— START —
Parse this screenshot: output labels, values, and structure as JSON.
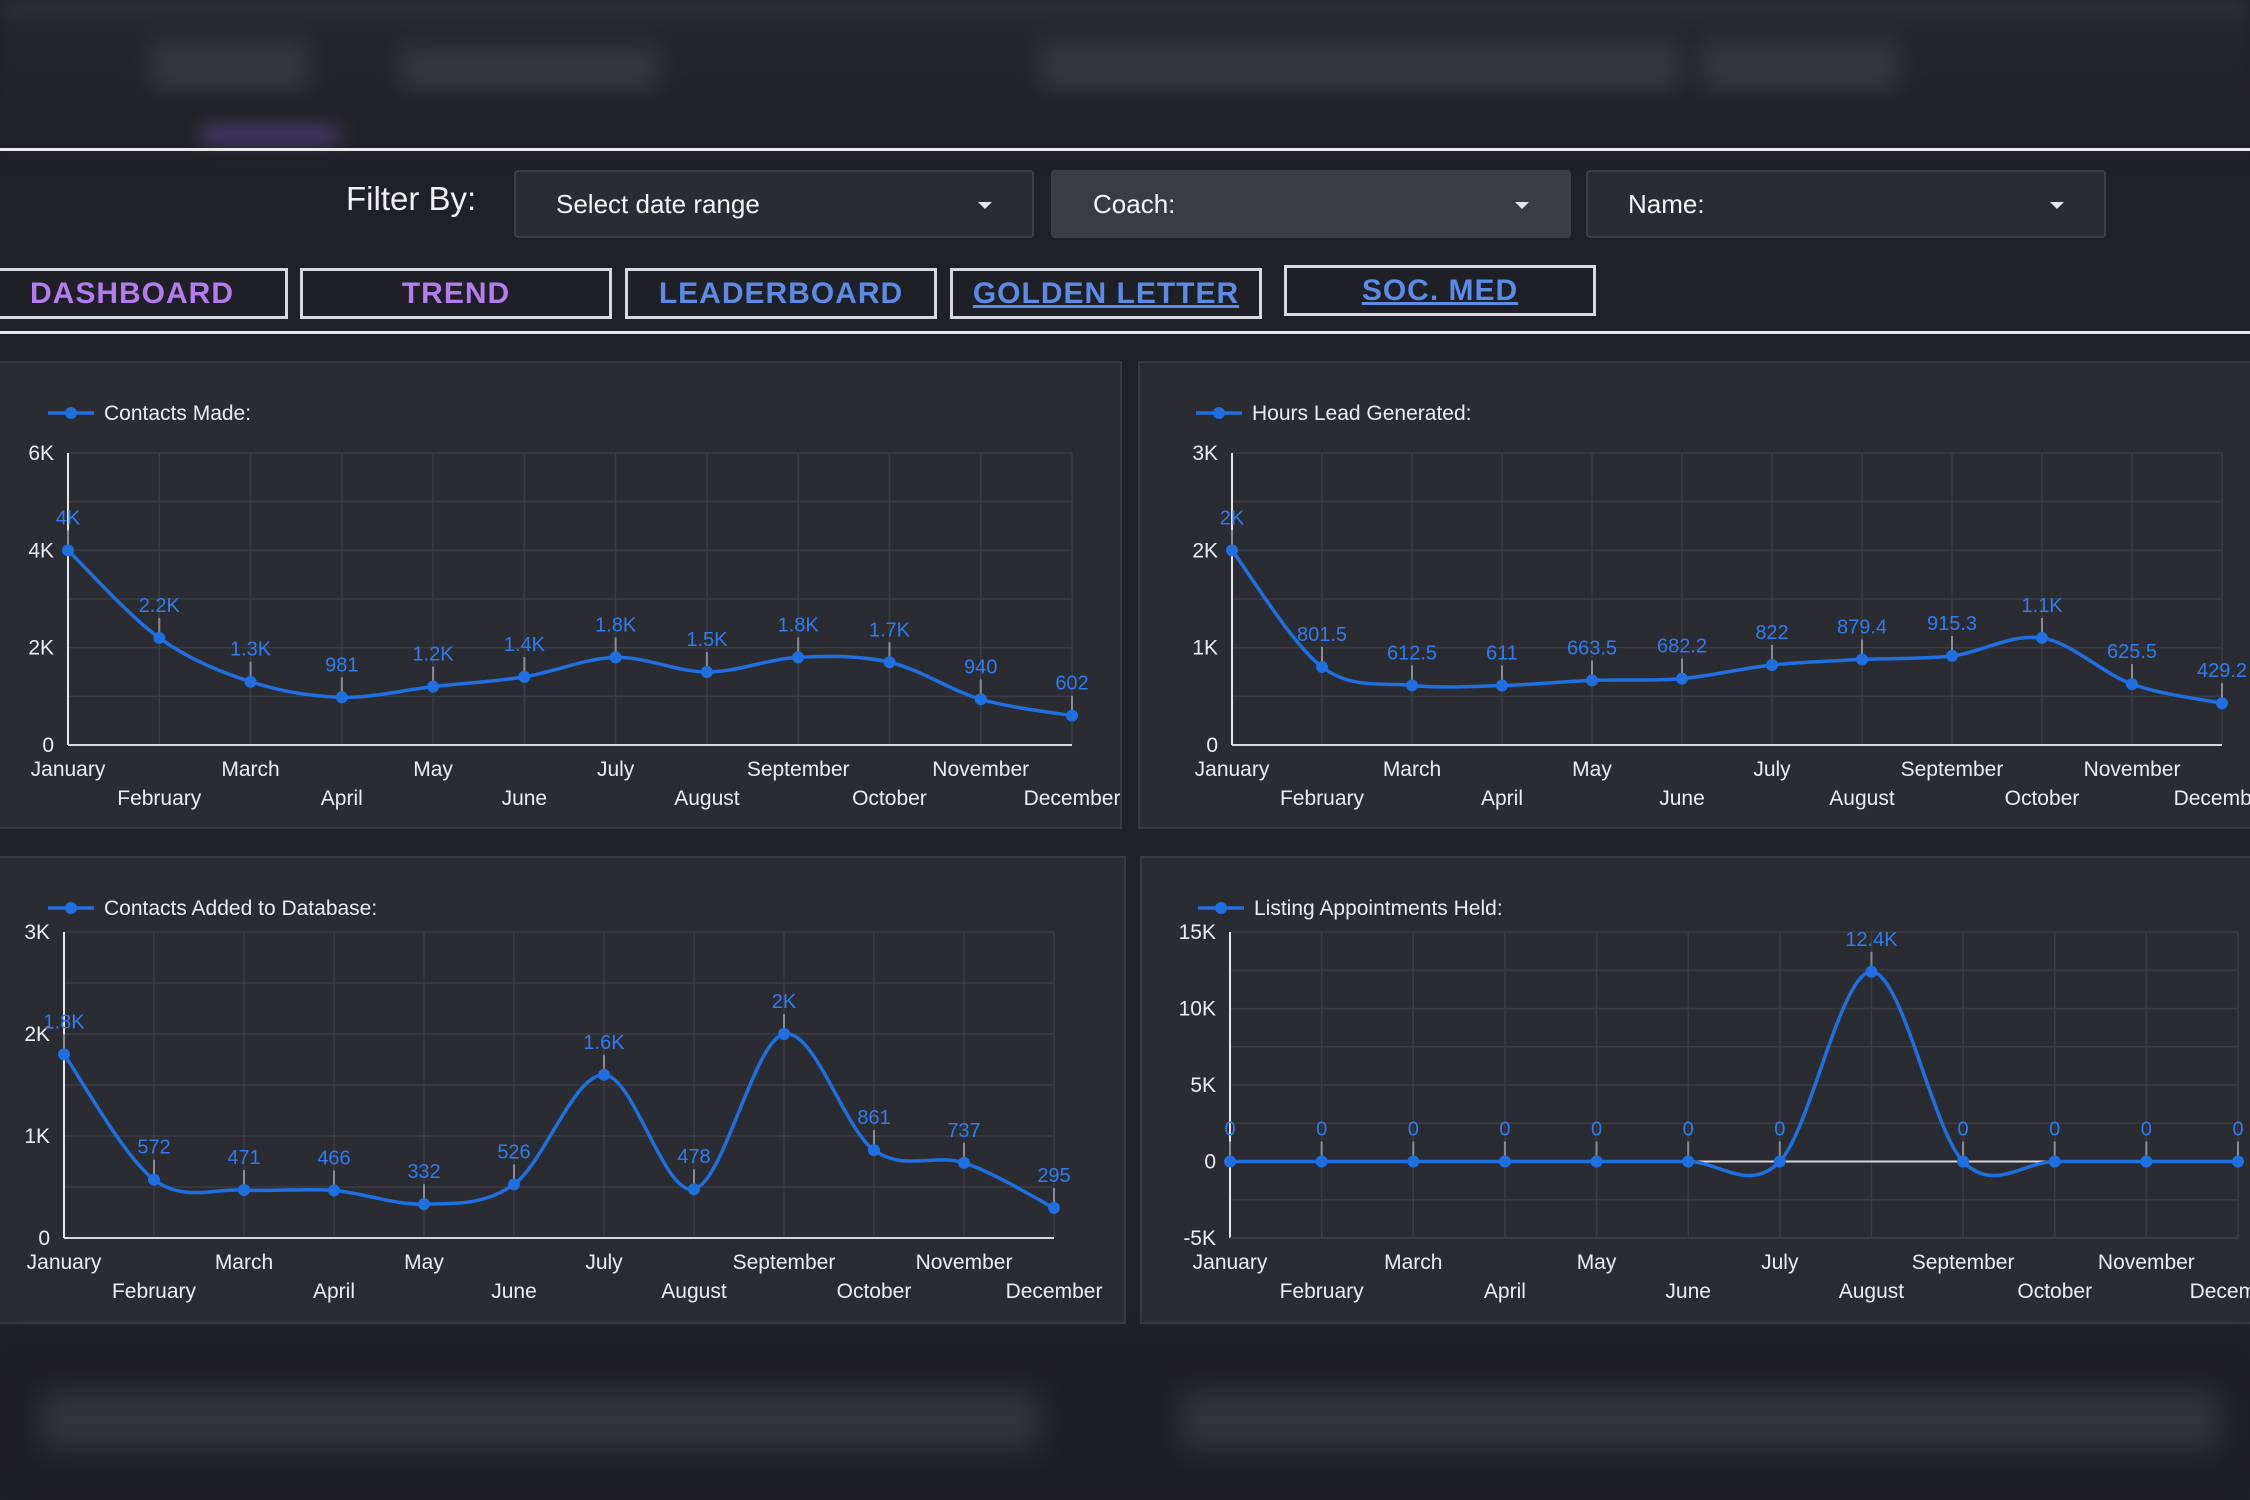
{
  "filter": {
    "label": "Filter By:",
    "date_range": "Select date range",
    "coach": "Coach:",
    "name": "Name:"
  },
  "nav": [
    {
      "label": "DASHBOARD",
      "color": "#b57bf0"
    },
    {
      "label": "TREND",
      "color": "#b57bf0"
    },
    {
      "label": "LEADERBOARD",
      "color": "#5b8be6"
    },
    {
      "label": "GOLDEN LETTER",
      "color": "#5b8be6"
    },
    {
      "label": "SOC. MED",
      "color": "#5b8be6"
    }
  ],
  "colors": {
    "series": "#1f6fe0",
    "label": "#2f7cf0"
  },
  "chart_data": [
    {
      "type": "line",
      "legend": "Contacts Made:",
      "categories": [
        "January",
        "February",
        "March",
        "April",
        "May",
        "June",
        "July",
        "August",
        "September",
        "October",
        "November",
        "December"
      ],
      "values": [
        4000,
        2200,
        1300,
        981,
        1200,
        1400,
        1800,
        1500,
        1800,
        1700,
        940,
        602
      ],
      "data_labels": [
        "4K",
        "2.2K",
        "1.3K",
        "981",
        "1.2K",
        "1.4K",
        "1.8K",
        "1.5K",
        "1.8K",
        "1.7K",
        "940",
        "602"
      ],
      "yticks": [
        "0",
        "2K",
        "4K",
        "6K"
      ],
      "ylim": [
        0,
        6000
      ]
    },
    {
      "type": "line",
      "legend": "Hours Lead Generated:",
      "categories": [
        "January",
        "February",
        "March",
        "April",
        "May",
        "June",
        "July",
        "August",
        "September",
        "October",
        "November",
        "December"
      ],
      "values": [
        2000,
        801.5,
        612.5,
        611,
        663.5,
        682.2,
        822,
        879.4,
        915.3,
        1100,
        625.5,
        429.2
      ],
      "data_labels": [
        "2K",
        "801.5",
        "612.5",
        "611",
        "663.5",
        "682.2",
        "822",
        "879.4",
        "915.3",
        "1.1K",
        "625.5",
        "429.2"
      ],
      "yticks": [
        "0",
        "1K",
        "2K",
        "3K"
      ],
      "ylim": [
        0,
        3000
      ]
    },
    {
      "type": "line",
      "legend": "Contacts Added to Database:",
      "categories": [
        "January",
        "February",
        "March",
        "April",
        "May",
        "June",
        "July",
        "August",
        "September",
        "October",
        "November",
        "December"
      ],
      "values": [
        1800,
        572,
        471,
        466,
        332,
        526,
        1600,
        478,
        2000,
        861,
        737,
        295
      ],
      "data_labels": [
        "1.8K",
        "572",
        "471",
        "466",
        "332",
        "526",
        "1.6K",
        "478",
        "2K",
        "861",
        "737",
        "295"
      ],
      "yticks": [
        "0",
        "1K",
        "2K",
        "3K"
      ],
      "ylim": [
        0,
        3000
      ]
    },
    {
      "type": "line",
      "legend": "Listing Appointments Held:",
      "categories": [
        "January",
        "February",
        "March",
        "April",
        "May",
        "June",
        "July",
        "August",
        "September",
        "October",
        "November",
        "December"
      ],
      "values": [
        0,
        0,
        0,
        0,
        0,
        0,
        0,
        12400,
        0,
        0,
        0,
        0
      ],
      "data_labels": [
        "0",
        "0",
        "0",
        "0",
        "0",
        "0",
        "0",
        "12.4K",
        "0",
        "0",
        "0",
        "0"
      ],
      "yticks": [
        "-5K",
        "0",
        "5K",
        "10K",
        "15K"
      ],
      "ylim": [
        -5000,
        15000
      ]
    }
  ]
}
— END —
▶ _THE EXERCISE_
All preceding records should be duplicated verbatim, images excepted.

▶ _FULL ANSWER_
Parse this screenshot: output labels, values, and structure as JSON.
{
  "filter": {
    "label": "Filter By:",
    "date_range": "Select date range",
    "coach": "Coach:",
    "name": "Name:"
  },
  "nav": [
    {
      "label": "DASHBOARD",
      "color": "#b57bf0"
    },
    {
      "label": "TREND",
      "color": "#b57bf0"
    },
    {
      "label": "LEADERBOARD",
      "color": "#5b8be6"
    },
    {
      "label": "GOLDEN LETTER",
      "color": "#5b8be6"
    },
    {
      "label": "SOC. MED",
      "color": "#5b8be6"
    }
  ],
  "colors": {
    "series": "#1f6fe0",
    "label": "#2f7cf0"
  },
  "chart_data": [
    {
      "type": "line",
      "legend": "Contacts Made:",
      "categories": [
        "January",
        "February",
        "March",
        "April",
        "May",
        "June",
        "July",
        "August",
        "September",
        "October",
        "November",
        "December"
      ],
      "values": [
        4000,
        2200,
        1300,
        981,
        1200,
        1400,
        1800,
        1500,
        1800,
        1700,
        940,
        602
      ],
      "data_labels": [
        "4K",
        "2.2K",
        "1.3K",
        "981",
        "1.2K",
        "1.4K",
        "1.8K",
        "1.5K",
        "1.8K",
        "1.7K",
        "940",
        "602"
      ],
      "yticks": [
        "0",
        "2K",
        "4K",
        "6K"
      ],
      "ylim": [
        0,
        6000
      ]
    },
    {
      "type": "line",
      "legend": "Hours Lead Generated:",
      "categories": [
        "January",
        "February",
        "March",
        "April",
        "May",
        "June",
        "July",
        "August",
        "September",
        "October",
        "November",
        "December"
      ],
      "values": [
        2000,
        801.5,
        612.5,
        611,
        663.5,
        682.2,
        822,
        879.4,
        915.3,
        1100,
        625.5,
        429.2
      ],
      "data_labels": [
        "2K",
        "801.5",
        "612.5",
        "611",
        "663.5",
        "682.2",
        "822",
        "879.4",
        "915.3",
        "1.1K",
        "625.5",
        "429.2"
      ],
      "yticks": [
        "0",
        "1K",
        "2K",
        "3K"
      ],
      "ylim": [
        0,
        3000
      ]
    },
    {
      "type": "line",
      "legend": "Contacts Added to Database:",
      "categories": [
        "January",
        "February",
        "March",
        "April",
        "May",
        "June",
        "July",
        "August",
        "September",
        "October",
        "November",
        "December"
      ],
      "values": [
        1800,
        572,
        471,
        466,
        332,
        526,
        1600,
        478,
        2000,
        861,
        737,
        295
      ],
      "data_labels": [
        "1.8K",
        "572",
        "471",
        "466",
        "332",
        "526",
        "1.6K",
        "478",
        "2K",
        "861",
        "737",
        "295"
      ],
      "yticks": [
        "0",
        "1K",
        "2K",
        "3K"
      ],
      "ylim": [
        0,
        3000
      ]
    },
    {
      "type": "line",
      "legend": "Listing Appointments Held:",
      "categories": [
        "January",
        "February",
        "March",
        "April",
        "May",
        "June",
        "July",
        "August",
        "September",
        "October",
        "November",
        "December"
      ],
      "values": [
        0,
        0,
        0,
        0,
        0,
        0,
        0,
        12400,
        0,
        0,
        0,
        0
      ],
      "data_labels": [
        "0",
        "0",
        "0",
        "0",
        "0",
        "0",
        "0",
        "12.4K",
        "0",
        "0",
        "0",
        "0"
      ],
      "yticks": [
        "-5K",
        "0",
        "5K",
        "10K",
        "15K"
      ],
      "ylim": [
        -5000,
        15000
      ]
    }
  ]
}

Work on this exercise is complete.